** Data excerpts **

--------------------

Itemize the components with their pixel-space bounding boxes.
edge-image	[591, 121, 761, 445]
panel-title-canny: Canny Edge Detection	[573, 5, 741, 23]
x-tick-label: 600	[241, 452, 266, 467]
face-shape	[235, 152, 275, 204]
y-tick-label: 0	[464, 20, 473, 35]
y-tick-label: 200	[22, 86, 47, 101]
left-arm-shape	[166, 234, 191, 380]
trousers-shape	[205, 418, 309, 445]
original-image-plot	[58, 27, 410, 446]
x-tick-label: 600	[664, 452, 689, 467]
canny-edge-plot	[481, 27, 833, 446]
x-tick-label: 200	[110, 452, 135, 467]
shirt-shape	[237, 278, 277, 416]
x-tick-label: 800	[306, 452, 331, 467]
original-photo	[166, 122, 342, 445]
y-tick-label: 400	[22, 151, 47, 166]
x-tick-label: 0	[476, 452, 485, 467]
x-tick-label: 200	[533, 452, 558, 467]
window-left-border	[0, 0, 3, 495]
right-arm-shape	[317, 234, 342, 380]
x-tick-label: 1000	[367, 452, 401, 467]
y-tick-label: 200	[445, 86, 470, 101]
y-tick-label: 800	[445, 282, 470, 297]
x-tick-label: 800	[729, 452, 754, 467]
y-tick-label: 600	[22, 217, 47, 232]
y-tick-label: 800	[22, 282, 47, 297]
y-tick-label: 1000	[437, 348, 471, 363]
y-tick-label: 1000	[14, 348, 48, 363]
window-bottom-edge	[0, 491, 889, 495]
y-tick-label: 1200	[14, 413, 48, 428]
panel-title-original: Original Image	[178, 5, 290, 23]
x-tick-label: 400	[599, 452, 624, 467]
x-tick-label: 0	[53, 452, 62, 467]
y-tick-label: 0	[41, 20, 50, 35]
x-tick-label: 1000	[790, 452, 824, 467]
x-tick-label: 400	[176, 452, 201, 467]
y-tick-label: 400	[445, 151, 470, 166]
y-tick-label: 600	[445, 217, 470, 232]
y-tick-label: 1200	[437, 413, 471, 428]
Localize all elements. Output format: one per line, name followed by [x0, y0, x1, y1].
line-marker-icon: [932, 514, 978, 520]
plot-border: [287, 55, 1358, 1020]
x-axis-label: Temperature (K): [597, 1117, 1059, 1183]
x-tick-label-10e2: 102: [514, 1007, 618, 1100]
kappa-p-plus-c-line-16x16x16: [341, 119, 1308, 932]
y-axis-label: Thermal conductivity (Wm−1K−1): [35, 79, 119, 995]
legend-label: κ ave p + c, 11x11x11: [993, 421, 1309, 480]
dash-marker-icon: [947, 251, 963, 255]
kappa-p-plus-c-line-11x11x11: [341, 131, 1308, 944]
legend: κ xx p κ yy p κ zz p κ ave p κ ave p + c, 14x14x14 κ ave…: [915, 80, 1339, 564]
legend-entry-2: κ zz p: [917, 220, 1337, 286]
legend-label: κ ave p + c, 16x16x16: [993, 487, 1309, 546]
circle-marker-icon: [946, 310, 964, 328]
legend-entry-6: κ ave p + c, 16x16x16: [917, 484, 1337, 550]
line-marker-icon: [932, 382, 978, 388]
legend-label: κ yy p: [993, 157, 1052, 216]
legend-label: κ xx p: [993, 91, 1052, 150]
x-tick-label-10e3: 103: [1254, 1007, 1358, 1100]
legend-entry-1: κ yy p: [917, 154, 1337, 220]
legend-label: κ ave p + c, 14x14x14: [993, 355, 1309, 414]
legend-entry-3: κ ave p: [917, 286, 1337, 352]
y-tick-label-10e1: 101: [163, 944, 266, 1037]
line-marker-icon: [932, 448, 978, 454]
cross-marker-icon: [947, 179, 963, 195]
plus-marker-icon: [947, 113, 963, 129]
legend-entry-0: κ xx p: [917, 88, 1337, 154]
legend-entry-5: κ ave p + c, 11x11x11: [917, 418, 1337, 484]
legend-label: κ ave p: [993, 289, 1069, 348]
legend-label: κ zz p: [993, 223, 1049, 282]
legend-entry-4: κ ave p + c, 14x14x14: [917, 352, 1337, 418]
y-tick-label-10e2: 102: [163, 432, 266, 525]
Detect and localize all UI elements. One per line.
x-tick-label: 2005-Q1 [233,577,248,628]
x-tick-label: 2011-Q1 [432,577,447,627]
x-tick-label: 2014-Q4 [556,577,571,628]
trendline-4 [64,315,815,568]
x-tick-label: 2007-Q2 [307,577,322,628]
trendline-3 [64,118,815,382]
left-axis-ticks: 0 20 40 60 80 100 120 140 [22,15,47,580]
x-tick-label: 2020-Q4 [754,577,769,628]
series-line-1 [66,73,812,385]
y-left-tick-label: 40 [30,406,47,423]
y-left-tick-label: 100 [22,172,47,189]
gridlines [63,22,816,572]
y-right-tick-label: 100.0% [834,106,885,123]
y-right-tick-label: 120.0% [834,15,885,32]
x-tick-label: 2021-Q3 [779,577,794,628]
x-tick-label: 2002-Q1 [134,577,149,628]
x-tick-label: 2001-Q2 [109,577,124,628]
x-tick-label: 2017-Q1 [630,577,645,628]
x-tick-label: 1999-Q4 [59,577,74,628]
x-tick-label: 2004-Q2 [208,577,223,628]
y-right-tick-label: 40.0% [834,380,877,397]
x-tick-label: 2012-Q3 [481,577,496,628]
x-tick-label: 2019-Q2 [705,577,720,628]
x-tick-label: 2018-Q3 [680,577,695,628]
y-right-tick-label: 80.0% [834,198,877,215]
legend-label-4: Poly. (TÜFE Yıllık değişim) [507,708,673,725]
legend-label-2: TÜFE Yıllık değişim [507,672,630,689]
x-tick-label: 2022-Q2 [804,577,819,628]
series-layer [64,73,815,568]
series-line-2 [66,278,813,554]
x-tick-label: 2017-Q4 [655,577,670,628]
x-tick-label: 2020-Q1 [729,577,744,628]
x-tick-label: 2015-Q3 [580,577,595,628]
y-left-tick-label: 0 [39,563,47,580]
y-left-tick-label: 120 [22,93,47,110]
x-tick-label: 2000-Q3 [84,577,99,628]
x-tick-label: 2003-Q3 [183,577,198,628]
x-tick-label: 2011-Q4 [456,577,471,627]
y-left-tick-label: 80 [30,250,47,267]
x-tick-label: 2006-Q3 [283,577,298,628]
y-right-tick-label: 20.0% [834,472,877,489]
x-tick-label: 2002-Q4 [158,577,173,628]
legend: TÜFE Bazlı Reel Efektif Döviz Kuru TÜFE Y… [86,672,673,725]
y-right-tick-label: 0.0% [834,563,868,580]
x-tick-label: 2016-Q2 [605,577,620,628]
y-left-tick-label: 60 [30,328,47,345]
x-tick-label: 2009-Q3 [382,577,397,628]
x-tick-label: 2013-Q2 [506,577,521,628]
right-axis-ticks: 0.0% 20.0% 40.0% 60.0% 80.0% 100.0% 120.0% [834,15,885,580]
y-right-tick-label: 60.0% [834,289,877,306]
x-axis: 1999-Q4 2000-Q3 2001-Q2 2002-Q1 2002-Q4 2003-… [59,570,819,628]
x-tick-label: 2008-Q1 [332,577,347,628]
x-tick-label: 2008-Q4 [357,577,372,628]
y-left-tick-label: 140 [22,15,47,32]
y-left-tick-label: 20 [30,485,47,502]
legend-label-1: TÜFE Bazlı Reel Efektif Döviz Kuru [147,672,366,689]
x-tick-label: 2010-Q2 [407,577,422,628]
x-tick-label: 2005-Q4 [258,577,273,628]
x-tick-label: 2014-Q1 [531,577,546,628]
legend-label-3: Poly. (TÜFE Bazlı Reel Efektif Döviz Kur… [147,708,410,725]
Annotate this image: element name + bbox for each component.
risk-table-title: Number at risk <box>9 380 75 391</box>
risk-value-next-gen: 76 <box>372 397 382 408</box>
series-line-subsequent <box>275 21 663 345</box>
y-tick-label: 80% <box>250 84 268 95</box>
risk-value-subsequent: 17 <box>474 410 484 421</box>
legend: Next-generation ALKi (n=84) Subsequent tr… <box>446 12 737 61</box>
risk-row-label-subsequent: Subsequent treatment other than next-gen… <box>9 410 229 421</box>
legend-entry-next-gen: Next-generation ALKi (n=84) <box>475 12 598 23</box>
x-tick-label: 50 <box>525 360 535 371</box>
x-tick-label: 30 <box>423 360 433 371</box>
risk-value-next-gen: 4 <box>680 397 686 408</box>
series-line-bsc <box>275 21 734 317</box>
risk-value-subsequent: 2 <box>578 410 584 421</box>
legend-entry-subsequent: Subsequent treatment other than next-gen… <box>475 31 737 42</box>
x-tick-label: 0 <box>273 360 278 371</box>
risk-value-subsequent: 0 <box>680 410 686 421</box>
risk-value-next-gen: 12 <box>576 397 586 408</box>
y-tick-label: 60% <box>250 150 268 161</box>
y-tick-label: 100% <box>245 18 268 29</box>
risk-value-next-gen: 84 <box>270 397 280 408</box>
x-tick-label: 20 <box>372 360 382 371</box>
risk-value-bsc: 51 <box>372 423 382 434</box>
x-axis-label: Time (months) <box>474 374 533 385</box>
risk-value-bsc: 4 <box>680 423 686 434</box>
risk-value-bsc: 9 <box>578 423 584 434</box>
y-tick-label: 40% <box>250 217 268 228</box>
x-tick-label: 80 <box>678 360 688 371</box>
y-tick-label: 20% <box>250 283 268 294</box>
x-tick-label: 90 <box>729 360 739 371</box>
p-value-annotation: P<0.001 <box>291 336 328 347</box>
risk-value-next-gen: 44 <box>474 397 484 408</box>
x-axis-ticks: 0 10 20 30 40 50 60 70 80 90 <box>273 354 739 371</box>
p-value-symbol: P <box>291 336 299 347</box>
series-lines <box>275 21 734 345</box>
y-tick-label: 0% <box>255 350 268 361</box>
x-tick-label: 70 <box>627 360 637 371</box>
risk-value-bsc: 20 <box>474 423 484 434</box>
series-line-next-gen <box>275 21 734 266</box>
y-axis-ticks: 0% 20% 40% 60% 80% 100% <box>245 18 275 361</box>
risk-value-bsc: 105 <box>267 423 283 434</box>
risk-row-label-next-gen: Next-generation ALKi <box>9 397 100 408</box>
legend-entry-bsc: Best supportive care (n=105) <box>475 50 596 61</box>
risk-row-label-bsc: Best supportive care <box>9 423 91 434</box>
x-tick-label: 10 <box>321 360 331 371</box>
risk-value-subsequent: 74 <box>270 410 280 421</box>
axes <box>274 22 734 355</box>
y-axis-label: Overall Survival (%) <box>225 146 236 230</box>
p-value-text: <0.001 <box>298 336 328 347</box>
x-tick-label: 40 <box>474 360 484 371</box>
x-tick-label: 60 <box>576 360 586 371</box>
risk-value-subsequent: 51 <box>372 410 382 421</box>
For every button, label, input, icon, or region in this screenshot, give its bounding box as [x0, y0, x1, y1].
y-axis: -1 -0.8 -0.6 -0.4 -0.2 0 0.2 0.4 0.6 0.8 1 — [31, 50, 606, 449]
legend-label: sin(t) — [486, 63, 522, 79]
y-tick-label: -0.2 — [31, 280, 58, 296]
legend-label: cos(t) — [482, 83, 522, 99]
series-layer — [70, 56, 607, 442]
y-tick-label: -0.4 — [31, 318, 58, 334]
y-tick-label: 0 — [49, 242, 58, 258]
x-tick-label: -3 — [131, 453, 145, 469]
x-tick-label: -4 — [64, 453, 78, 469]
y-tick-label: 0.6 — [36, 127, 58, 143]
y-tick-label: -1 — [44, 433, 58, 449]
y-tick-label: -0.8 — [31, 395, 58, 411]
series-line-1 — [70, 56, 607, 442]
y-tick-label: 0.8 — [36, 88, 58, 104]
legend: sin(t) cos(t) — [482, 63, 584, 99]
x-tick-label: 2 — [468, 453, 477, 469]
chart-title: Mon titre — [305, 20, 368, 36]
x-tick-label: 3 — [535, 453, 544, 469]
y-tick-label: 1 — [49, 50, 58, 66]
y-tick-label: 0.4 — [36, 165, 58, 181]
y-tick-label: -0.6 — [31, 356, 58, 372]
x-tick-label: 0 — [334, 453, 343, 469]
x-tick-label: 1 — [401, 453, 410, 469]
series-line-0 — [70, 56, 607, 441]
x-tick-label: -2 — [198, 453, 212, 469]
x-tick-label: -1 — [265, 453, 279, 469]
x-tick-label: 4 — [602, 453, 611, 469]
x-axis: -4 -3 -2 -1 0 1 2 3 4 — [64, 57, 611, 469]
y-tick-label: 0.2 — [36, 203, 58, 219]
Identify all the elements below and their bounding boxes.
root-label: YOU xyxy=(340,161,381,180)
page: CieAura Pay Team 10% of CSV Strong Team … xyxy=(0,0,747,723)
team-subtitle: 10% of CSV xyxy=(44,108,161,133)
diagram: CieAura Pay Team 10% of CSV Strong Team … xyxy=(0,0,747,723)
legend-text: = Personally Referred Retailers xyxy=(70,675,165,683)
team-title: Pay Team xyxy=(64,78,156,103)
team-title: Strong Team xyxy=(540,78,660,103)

--------------------

** Written problem **
Rewrite the lines from the first one up to and including the line with "413, 48, 428]", changing every "shape" to "outline" and leaving everything else as it is.

** Result **
Itemize the components with their pixel-space bounding boxes.
edge-image	[591, 121, 761, 445]
panel-title-canny: Canny Edge Detection	[573, 5, 741, 23]
x-tick-label: 600	[241, 452, 266, 467]
face-outline	[235, 152, 275, 204]
y-tick-label: 0	[464, 20, 473, 35]
y-tick-label: 200	[22, 86, 47, 101]
left-arm-outline	[166, 234, 191, 380]
trousers-outline	[205, 418, 309, 445]
original-image-plot	[58, 27, 410, 446]
x-tick-label: 600	[664, 452, 689, 467]
canny-edge-plot	[481, 27, 833, 446]
x-tick-label: 200	[110, 452, 135, 467]
shirt-outline	[237, 278, 277, 416]
x-tick-label: 800	[306, 452, 331, 467]
original-photo	[166, 122, 342, 445]
y-tick-label: 400	[22, 151, 47, 166]
x-tick-label: 0	[476, 452, 485, 467]
x-tick-label: 200	[533, 452, 558, 467]
window-left-border	[0, 0, 3, 495]
right-arm-outline	[317, 234, 342, 380]
x-tick-label: 1000	[367, 452, 401, 467]
y-tick-label: 200	[445, 86, 470, 101]
y-tick-label: 800	[445, 282, 470, 297]
x-tick-label: 800	[729, 452, 754, 467]
y-tick-label: 600	[22, 217, 47, 232]
y-tick-label: 800	[22, 282, 47, 297]
y-tick-label: 1000	[437, 348, 471, 363]
y-tick-label: 1000	[14, 348, 48, 363]
window-bottom-edge	[0, 491, 889, 495]
y-tick-label: 1200	[14, 413, 48, 428]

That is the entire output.